◆ **PROMPT 1**
In the text about Latvian mushroom pickers, how much did Muktupavela earn per week?
◆ **PROMPT 2**
Substitute "Locate" for "Localize" in the rows from the first one through the line with "running-title: महाराष्ट्रातील दुष्काळ", and give those lines again with everything else unchanged.

◆ **TEXT SECTION**
——

The exodus is the theme of a best-selling book written by one of the mushroom pickers, a mother of four who shared a three-room house near Dublin with 11 other Latvians and picked mushrooms from dawn to dusk.
Laima Muktupavela says the Irish farm-owner told Latvian workers not to wear gloves, and the mushrooms eventually turned their fingers black. She earned about €250 a week, more than four times the minimum wage in Latvia.
Muktupavela’s book about her experiences, The Mushroom Covenant, has captured the Latvian zeitgeist, as well as being a bestseller and winning a literary award. There is a growing fear that Latvia is losing its best young talent to Ireland, leaving gaps in the workforce at home and a shortage of key personnel, such as doctors.
“There is hardly a family left in this country who hasn’t lost a son or daughter or mother or father to the mushroom farms of Ireland,” Muktupavela, 43, told the International Herald Tribune last week.
“During the cold war, we all dreamed of leaving but the risk is that if everyone leaves, then the country will disappear.”
Muktupavela credits her experience in Ireland with making her a more independent person. Now writing her fifth novel, and working on a film about migration, she is considering buying a house near an Irish mushroom farm.

——

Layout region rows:

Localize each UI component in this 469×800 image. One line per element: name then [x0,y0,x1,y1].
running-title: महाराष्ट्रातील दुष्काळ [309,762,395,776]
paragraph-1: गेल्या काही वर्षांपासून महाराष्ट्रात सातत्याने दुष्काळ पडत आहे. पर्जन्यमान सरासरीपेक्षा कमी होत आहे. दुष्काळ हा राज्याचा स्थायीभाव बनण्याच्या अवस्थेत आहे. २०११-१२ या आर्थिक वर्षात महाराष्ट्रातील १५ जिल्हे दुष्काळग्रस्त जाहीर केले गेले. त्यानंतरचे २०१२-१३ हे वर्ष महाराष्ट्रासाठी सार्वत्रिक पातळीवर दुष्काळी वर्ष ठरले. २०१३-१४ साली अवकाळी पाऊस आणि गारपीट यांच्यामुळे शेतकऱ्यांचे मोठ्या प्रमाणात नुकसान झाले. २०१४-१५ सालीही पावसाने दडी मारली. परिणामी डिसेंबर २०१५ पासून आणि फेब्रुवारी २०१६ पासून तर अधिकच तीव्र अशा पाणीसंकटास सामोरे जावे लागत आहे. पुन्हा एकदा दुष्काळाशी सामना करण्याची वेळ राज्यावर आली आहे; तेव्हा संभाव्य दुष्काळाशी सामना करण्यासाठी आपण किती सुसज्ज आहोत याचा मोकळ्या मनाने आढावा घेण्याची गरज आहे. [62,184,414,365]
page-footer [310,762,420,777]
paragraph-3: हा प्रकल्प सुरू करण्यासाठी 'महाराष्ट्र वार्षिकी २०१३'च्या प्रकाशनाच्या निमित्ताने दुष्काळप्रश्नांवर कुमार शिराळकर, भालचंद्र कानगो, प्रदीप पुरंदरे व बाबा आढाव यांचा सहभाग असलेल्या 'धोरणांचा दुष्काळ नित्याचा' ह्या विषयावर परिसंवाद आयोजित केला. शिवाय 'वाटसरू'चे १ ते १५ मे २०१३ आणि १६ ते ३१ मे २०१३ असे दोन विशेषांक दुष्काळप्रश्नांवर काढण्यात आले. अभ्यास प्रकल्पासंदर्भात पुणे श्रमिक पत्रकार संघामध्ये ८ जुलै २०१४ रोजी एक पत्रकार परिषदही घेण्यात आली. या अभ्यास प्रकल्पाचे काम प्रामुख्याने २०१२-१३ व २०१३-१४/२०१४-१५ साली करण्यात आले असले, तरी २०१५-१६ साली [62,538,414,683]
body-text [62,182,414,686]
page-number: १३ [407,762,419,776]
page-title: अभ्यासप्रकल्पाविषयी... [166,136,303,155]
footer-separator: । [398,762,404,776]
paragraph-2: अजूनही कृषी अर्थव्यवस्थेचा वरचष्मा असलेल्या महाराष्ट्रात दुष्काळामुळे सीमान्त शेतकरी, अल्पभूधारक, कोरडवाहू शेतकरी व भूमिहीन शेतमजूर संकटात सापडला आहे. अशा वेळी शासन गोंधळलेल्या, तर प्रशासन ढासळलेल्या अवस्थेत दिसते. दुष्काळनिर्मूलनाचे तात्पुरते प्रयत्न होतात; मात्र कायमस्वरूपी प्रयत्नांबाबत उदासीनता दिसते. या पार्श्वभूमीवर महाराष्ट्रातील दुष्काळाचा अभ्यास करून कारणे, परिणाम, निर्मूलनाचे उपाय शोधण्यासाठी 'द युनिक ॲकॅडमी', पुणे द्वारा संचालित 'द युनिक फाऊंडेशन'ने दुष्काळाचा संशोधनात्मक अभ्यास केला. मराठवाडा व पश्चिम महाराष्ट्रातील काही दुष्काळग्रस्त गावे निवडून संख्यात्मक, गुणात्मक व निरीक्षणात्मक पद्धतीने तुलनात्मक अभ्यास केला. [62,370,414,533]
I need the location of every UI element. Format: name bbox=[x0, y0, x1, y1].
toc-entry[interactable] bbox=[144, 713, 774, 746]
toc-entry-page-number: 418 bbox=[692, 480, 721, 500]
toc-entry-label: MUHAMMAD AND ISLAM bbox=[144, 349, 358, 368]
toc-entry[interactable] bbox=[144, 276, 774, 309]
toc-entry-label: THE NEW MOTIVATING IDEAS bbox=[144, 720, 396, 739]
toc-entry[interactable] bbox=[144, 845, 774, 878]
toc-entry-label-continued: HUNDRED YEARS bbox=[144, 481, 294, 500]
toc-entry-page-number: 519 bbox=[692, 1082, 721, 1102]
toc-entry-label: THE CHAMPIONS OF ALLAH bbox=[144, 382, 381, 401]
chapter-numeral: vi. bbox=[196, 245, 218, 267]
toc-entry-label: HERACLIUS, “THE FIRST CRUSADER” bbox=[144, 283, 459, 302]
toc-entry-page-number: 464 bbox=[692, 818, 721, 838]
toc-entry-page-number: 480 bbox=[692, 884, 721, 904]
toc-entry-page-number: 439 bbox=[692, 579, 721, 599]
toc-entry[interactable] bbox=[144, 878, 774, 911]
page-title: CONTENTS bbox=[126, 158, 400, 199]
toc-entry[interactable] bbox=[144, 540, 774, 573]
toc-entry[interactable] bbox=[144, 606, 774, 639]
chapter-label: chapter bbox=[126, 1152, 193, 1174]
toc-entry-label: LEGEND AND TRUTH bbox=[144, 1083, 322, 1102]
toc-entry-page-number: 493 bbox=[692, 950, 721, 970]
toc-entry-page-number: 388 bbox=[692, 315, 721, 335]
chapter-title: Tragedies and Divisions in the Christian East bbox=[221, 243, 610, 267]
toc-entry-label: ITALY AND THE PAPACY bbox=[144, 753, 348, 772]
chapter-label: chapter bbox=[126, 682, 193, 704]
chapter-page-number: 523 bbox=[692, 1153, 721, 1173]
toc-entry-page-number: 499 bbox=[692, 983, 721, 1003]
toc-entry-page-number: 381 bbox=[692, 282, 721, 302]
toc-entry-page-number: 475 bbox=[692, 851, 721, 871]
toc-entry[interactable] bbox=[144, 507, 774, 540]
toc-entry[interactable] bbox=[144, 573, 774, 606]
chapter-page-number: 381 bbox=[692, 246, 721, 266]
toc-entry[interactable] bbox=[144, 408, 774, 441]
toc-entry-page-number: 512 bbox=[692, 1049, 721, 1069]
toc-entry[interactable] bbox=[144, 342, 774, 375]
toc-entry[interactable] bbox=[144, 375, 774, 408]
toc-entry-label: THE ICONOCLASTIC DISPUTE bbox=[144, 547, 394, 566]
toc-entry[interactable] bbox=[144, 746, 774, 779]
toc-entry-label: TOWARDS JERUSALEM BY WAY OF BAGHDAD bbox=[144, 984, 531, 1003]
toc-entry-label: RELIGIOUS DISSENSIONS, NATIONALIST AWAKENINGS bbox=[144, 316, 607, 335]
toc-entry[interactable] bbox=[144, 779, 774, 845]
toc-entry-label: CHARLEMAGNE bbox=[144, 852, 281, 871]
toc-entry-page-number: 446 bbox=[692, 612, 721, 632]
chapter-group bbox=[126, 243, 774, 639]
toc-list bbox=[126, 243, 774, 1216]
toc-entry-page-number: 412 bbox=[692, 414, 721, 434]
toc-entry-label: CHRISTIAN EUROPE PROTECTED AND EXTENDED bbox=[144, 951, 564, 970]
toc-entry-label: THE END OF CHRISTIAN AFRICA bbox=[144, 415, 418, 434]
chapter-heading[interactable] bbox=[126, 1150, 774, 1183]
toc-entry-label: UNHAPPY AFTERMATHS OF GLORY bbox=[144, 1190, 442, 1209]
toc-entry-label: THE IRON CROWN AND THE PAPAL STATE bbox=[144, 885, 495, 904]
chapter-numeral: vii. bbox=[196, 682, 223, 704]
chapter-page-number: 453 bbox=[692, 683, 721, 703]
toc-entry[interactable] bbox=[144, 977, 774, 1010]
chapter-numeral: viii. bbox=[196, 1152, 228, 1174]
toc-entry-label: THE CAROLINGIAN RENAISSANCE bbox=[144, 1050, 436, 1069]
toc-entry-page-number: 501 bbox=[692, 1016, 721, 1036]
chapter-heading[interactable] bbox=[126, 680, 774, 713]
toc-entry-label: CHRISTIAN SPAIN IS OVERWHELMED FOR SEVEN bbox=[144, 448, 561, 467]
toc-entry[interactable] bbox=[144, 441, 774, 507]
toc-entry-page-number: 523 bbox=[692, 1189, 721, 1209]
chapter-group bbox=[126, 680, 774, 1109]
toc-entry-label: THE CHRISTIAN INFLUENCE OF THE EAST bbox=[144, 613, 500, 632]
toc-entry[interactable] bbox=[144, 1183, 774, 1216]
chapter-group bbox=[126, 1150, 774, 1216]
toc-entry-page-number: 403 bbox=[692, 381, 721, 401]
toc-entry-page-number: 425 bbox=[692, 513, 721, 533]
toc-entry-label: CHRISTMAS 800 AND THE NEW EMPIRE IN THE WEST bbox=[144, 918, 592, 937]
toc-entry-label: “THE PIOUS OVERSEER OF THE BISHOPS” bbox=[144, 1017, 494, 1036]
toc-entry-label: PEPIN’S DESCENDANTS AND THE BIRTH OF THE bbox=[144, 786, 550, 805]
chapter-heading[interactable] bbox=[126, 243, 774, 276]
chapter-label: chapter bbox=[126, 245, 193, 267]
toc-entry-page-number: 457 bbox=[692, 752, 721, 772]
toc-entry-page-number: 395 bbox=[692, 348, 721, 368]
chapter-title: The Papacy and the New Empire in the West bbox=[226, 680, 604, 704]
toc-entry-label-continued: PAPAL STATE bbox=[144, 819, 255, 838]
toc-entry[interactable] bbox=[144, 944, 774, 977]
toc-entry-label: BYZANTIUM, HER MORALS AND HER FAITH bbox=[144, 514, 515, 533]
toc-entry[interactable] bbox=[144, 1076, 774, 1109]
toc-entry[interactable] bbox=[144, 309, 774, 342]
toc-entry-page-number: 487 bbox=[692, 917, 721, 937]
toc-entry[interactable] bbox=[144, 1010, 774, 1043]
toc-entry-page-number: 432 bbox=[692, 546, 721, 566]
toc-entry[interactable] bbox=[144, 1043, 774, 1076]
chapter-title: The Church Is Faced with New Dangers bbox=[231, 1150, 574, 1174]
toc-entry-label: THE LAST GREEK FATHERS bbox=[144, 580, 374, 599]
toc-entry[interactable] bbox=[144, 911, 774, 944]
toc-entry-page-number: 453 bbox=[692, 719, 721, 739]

——

◆ **WORKED SOLUTION 1**
About €250 a week.

◆ **WORKED SOLUTION 2**
Locate each UI component in this 469×800 image. One line per element: name then [x0,y0,x1,y1].
running-title: महाराष्ट्रातील दुष्काळ [309,762,395,776]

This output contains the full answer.